Items listed in a dataset:

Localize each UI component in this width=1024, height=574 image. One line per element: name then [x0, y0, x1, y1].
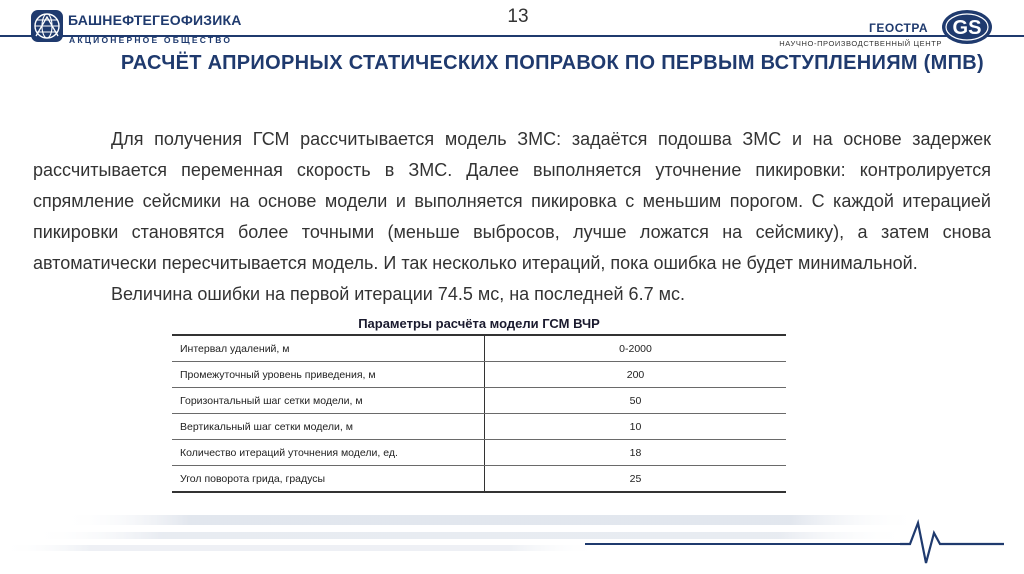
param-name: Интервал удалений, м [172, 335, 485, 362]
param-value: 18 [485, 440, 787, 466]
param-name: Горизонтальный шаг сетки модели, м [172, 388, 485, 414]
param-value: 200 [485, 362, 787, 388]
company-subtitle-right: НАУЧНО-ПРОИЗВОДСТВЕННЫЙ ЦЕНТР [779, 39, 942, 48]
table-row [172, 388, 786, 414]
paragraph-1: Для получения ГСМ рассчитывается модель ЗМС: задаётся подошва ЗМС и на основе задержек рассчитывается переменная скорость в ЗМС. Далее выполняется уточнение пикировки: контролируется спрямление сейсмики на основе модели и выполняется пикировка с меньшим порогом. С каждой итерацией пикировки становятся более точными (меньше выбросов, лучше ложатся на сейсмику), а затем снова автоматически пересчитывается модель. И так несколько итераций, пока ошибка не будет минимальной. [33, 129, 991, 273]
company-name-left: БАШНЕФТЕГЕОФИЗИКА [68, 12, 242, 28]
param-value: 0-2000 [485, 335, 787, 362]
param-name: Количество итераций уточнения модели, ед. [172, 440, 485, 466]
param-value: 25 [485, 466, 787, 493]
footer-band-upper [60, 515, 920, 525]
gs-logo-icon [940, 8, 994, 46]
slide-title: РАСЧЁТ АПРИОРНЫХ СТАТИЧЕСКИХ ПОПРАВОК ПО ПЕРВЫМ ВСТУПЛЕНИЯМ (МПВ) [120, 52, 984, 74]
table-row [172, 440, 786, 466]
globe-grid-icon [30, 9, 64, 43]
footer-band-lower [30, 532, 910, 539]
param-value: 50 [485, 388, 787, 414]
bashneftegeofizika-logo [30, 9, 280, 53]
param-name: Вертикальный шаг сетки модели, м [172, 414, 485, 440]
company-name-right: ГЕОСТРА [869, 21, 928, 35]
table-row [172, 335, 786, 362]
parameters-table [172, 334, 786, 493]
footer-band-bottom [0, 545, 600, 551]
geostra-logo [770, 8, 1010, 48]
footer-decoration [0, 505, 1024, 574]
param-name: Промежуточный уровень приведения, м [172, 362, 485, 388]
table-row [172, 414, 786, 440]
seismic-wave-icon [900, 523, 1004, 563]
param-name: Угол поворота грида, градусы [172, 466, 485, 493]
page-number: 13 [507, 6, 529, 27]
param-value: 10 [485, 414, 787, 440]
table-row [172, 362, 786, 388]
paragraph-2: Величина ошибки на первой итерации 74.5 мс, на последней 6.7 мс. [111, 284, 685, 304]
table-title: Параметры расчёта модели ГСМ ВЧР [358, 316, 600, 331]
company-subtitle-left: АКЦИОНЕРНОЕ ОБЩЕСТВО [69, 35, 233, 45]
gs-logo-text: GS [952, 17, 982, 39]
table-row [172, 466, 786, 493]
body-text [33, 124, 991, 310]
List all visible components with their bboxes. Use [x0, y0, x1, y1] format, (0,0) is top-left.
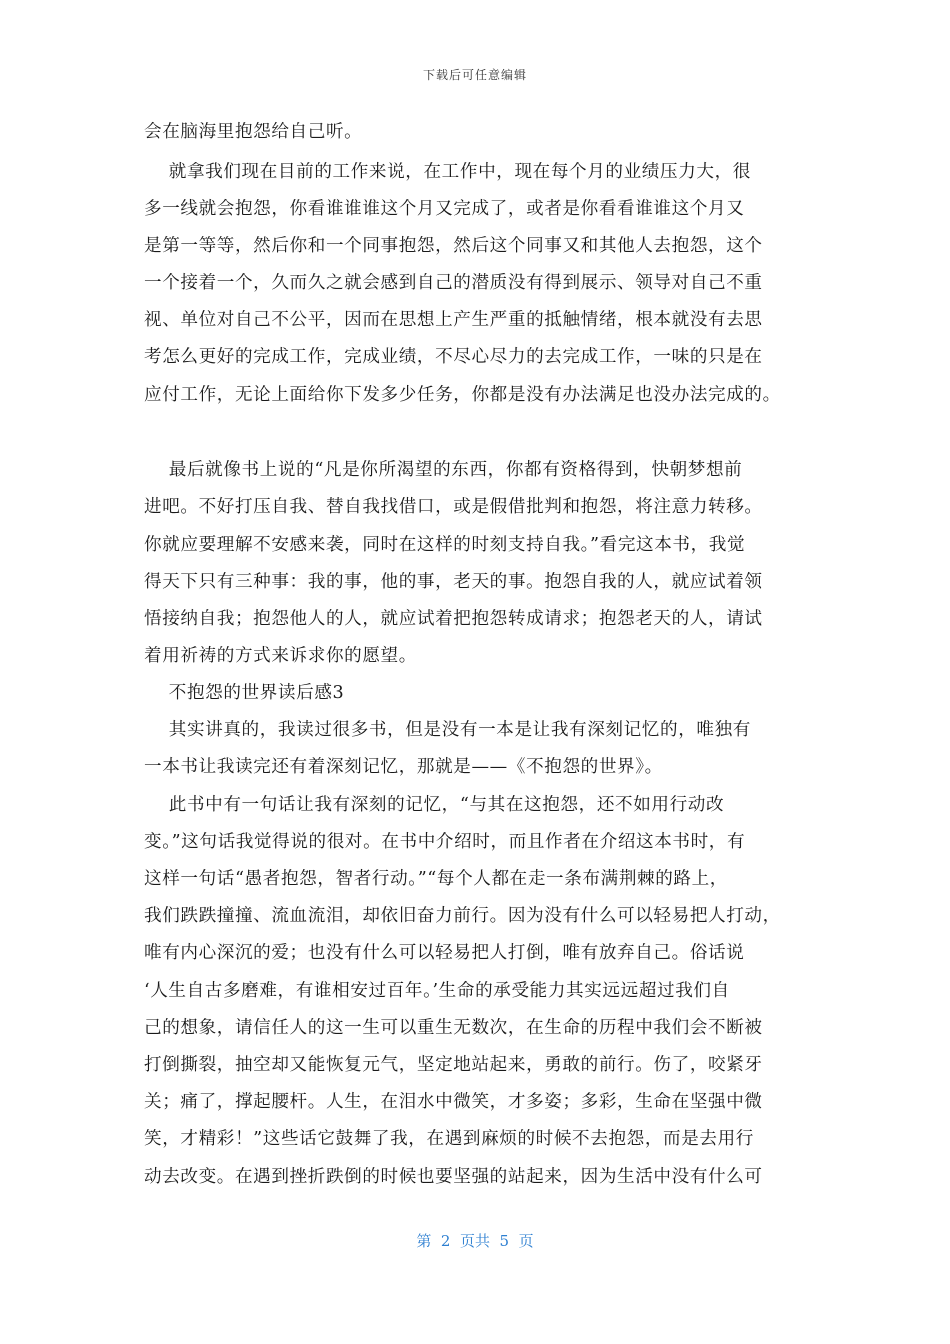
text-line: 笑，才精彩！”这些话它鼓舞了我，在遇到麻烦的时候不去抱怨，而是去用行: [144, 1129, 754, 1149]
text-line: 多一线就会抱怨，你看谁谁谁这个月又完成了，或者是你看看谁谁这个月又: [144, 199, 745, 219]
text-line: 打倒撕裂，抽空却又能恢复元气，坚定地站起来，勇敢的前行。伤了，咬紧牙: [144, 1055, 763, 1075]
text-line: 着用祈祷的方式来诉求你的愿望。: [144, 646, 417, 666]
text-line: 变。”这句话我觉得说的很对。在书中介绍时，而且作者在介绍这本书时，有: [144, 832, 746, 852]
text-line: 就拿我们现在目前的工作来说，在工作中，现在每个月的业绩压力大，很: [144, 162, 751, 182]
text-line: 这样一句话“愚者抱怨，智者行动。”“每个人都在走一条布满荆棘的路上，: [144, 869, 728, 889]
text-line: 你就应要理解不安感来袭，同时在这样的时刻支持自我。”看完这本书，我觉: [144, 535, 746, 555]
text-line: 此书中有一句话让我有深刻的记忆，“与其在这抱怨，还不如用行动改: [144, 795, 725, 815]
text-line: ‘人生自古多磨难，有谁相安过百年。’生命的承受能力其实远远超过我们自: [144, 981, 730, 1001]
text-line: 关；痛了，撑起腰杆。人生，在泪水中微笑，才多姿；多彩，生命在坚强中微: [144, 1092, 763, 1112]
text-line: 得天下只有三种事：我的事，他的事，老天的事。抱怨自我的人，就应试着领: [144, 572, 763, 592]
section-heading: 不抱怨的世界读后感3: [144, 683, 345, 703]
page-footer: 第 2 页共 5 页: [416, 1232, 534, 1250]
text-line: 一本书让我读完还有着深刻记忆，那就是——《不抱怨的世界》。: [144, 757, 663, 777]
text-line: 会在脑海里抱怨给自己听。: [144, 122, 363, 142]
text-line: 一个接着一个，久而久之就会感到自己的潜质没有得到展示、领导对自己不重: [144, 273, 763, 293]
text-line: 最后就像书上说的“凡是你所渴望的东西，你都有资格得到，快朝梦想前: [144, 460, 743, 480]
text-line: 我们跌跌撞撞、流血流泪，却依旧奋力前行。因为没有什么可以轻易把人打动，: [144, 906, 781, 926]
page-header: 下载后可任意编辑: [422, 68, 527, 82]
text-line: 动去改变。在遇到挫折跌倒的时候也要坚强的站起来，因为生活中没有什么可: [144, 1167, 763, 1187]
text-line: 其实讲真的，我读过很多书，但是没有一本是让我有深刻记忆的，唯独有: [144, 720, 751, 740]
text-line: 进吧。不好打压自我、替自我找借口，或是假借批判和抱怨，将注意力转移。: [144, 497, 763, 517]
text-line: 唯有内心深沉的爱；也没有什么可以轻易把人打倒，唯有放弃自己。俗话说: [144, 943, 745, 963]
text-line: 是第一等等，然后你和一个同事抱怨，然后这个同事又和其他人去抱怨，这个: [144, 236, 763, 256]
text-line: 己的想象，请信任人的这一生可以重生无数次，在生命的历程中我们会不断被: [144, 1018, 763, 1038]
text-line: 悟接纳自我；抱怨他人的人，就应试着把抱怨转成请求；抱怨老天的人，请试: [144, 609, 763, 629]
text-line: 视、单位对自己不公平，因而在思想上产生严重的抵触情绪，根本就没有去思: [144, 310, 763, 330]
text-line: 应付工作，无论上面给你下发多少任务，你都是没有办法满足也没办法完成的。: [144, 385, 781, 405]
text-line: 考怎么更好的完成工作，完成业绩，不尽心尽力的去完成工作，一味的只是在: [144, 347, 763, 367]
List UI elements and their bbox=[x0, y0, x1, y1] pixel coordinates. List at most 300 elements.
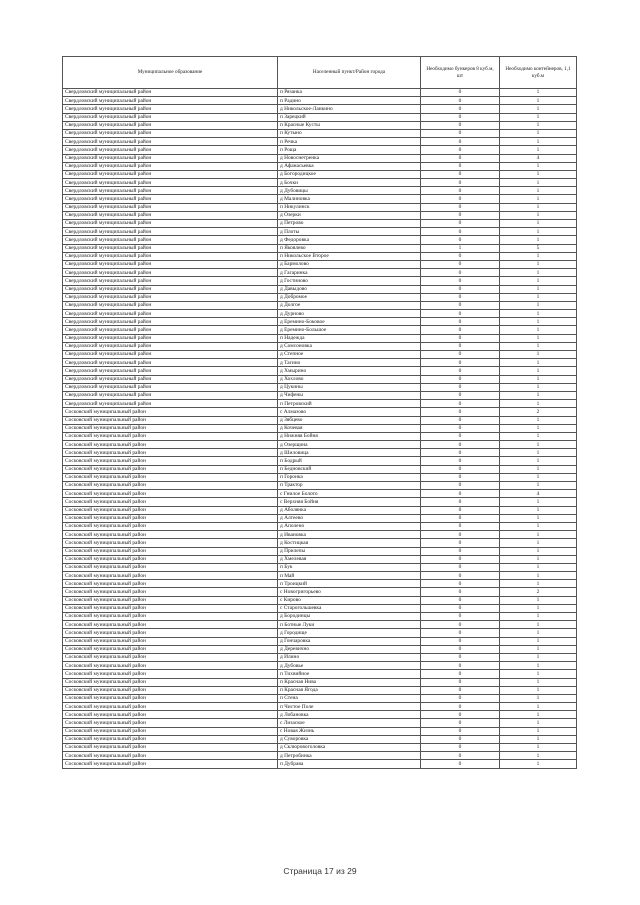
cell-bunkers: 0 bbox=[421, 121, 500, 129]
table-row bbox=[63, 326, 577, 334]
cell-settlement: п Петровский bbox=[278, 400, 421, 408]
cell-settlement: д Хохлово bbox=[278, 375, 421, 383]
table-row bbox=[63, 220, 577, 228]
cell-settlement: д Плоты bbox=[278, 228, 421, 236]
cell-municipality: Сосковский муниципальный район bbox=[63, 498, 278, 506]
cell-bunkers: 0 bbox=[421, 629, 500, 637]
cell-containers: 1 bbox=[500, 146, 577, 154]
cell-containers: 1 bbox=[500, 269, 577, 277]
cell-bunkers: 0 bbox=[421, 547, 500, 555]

- **DO THIS**: Write out every line of the data above without changing anything, and leave the pictures out.

- **EXERCISE RESULT**:
Localize each UI component in this width=1024, height=574 image. One line per element: name then [x0, y0, x1, y1].
param-name: Интервал удалений, м [172, 335, 485, 362]
param-value: 18 [485, 440, 787, 466]
param-name: Горизонтальный шаг сетки модели, м [172, 388, 485, 414]
param-value: 200 [485, 362, 787, 388]
company-subtitle-right: НАУЧНО-ПРОИЗВОДСТВЕННЫЙ ЦЕНТР [779, 39, 942, 48]
table-row [172, 388, 786, 414]
paragraph-1: Для получения ГСМ рассчитывается модель ЗМС: задаётся подошва ЗМС и на основе задержек рассчитывается переменная скорость в ЗМС. Далее выполняется уточнение пикировки: контролируется спрямление сейсмики на основе модели и выполняется пикировка с меньшим порогом. С каждой итерацией пикировки становятся более точными (меньше выбросов, лучше ложатся на сейсмику), а затем снова автоматически пересчитывается модель. И так несколько итераций, пока ошибка не будет минимальной. [33, 129, 991, 273]
company-name-left: БАШНЕФТЕГЕОФИЗИКА [68, 12, 242, 28]
param-value: 0-2000 [485, 335, 787, 362]
param-name: Количество итераций уточнения модели, ед. [172, 440, 485, 466]
param-value: 25 [485, 466, 787, 493]
footer-band-upper [60, 515, 920, 525]
gs-logo-icon [940, 8, 994, 46]
slide-title: РАСЧЁТ АПРИОРНЫХ СТАТИЧЕСКИХ ПОПРАВОК ПО ПЕРВЫМ ВСТУПЛЕНИЯМ (МПВ) [120, 52, 984, 74]
table-row [172, 440, 786, 466]
globe-grid-icon [30, 9, 64, 43]
footer-band-lower [30, 532, 910, 539]
param-value: 50 [485, 388, 787, 414]
bashneftegeofizika-logo [30, 9, 280, 53]
param-name: Вертикальный шаг сетки модели, м [172, 414, 485, 440]
company-name-right: ГЕОСТРА [869, 21, 928, 35]
table-row [172, 335, 786, 362]
parameters-table [172, 334, 786, 493]
footer-band-bottom [0, 545, 600, 551]
geostra-logo [770, 8, 1010, 48]
footer-decoration [0, 505, 1024, 574]
param-name: Промежуточный уровень приведения, м [172, 362, 485, 388]
table-row [172, 414, 786, 440]
seismic-wave-icon [900, 523, 1004, 563]
param-name: Угол поворота грида, градусы [172, 466, 485, 493]
page-number: 13 [507, 6, 529, 27]
param-value: 10 [485, 414, 787, 440]
table-row [172, 362, 786, 388]
paragraph-2: Величина ошибки на первой итерации 74.5 мс, на последней 6.7 мс. [111, 284, 685, 304]
table-title: Параметры расчёта модели ГСМ ВЧР [358, 316, 600, 331]
company-subtitle-left: АКЦИОНЕРНОЕ ОБЩЕСТВО [69, 35, 233, 45]
gs-logo-text: GS [952, 17, 982, 39]
table-row [172, 466, 786, 493]
body-text [33, 124, 991, 310]
List all visible components with their bboxes. Use [x0, y0, x1, y1] format, (0,0) is top-left.
text-line: 笑，才精彩！”这些话它鼓舞了我，在遇到麻烦的时候不去抱怨，而是去用行: [144, 1129, 754, 1149]
text-line: 多一线就会抱怨，你看谁谁谁这个月又完成了，或者是你看看谁谁这个月又: [144, 199, 745, 219]
text-line: 打倒撕裂，抽空却又能恢复元气，坚定地站起来，勇敢的前行。伤了，咬紧牙: [144, 1055, 763, 1075]
text-line: 着用祈祷的方式来诉求你的愿望。: [144, 646, 417, 666]
text-line: 变。”这句话我觉得说的很对。在书中介绍时，而且作者在介绍这本书时，有: [144, 832, 746, 852]
text-line: 就拿我们现在目前的工作来说，在工作中，现在每个月的业绩压力大，很: [144, 162, 751, 182]
text-line: 这样一句话“愚者抱怨，智者行动。”“每个人都在走一条布满荆棘的路上，: [144, 869, 728, 889]
text-line: 你就应要理解不安感来袭，同时在这样的时刻支持自我。”看完这本书，我觉: [144, 535, 746, 555]
text-line: 此书中有一句话让我有深刻的记忆，“与其在这抱怨，还不如用行动改: [144, 795, 725, 815]
text-line: ‘人生自古多磨难，有谁相安过百年。’生命的承受能力其实远远超过我们自: [144, 981, 730, 1001]
text-line: 关；痛了，撑起腰杆。人生，在泪水中微笑，才多姿；多彩，生命在坚强中微: [144, 1092, 763, 1112]
text-line: 得天下只有三种事：我的事，他的事，老天的事。抱怨自我的人，就应试着领: [144, 572, 763, 592]
section-heading: 不抱怨的世界读后感3: [144, 683, 345, 703]
page-footer: 第 2 页共 5 页: [416, 1232, 534, 1250]
text-line: 一本书让我读完还有着深刻记忆，那就是——《不抱怨的世界》。: [144, 757, 663, 777]
text-line: 会在脑海里抱怨给自己听。: [144, 122, 363, 142]
text-line: 一个接着一个，久而久之就会感到自己的潜质没有得到展示、领导对自己不重: [144, 273, 763, 293]
text-line: 最后就像书上说的“凡是你所渴望的东西，你都有资格得到，快朝梦想前: [144, 460, 743, 480]
text-line: 我们跌跌撞撞、流血流泪，却依旧奋力前行。因为没有什么可以轻易把人打动，: [144, 906, 781, 926]
page-header: 下载后可任意编辑: [422, 68, 527, 82]
text-line: 动去改变。在遇到挫折跌倒的时候也要坚强的站起来，因为生活中没有什么可: [144, 1167, 763, 1187]
text-line: 其实讲真的，我读过很多书，但是没有一本是让我有深刻记忆的，唯独有: [144, 720, 751, 740]
text-line: 进吧。不好打压自我、替自我找借口，或是假借批判和抱怨，将注意力转移。: [144, 497, 763, 517]
text-line: 唯有内心深沉的爱；也没有什么可以轻易把人打倒，唯有放弃自己。俗话说: [144, 943, 745, 963]
text-line: 是第一等等，然后你和一个同事抱怨，然后这个同事又和其他人去抱怨，这个: [144, 236, 763, 256]
text-line: 己的想象，请信任人的这一生可以重生无数次，在生命的历程中我们会不断被: [144, 1018, 763, 1038]
text-line: 悟接纳自我；抱怨他人的人，就应试着把抱怨转成请求；抱怨老天的人，请试: [144, 609, 763, 629]
text-line: 视、单位对自己不公平，因而在思想上产生严重的抵触情绪，根本就没有去思: [144, 310, 763, 330]
text-line: 应付工作，无论上面给你下发多少任务，你都是没有办法满足也没办法完成的。: [144, 385, 781, 405]
text-line: 考怎么更好的完成工作，完成业绩，不尽心尽力的去完成工作，一味的只是在: [144, 347, 763, 367]
List UI elements and their bbox=[x0, y0, x1, y1] pixel coordinates. List at most 300 elements.
cell-bunkers: 0 bbox=[421, 121, 500, 129]
table-row bbox=[63, 326, 577, 334]
cell-settlement: п Петровский bbox=[278, 400, 421, 408]
cell-settlement: д Хохлово bbox=[278, 375, 421, 383]
table-row bbox=[63, 220, 577, 228]
cell-settlement: д Плоты bbox=[278, 228, 421, 236]
cell-municipality: Сосковский муниципальный район bbox=[63, 498, 278, 506]
cell-bunkers: 0 bbox=[421, 629, 500, 637]
cell-containers: 1 bbox=[500, 146, 577, 154]
cell-containers: 1 bbox=[500, 269, 577, 277]
cell-bunkers: 0 bbox=[421, 547, 500, 555]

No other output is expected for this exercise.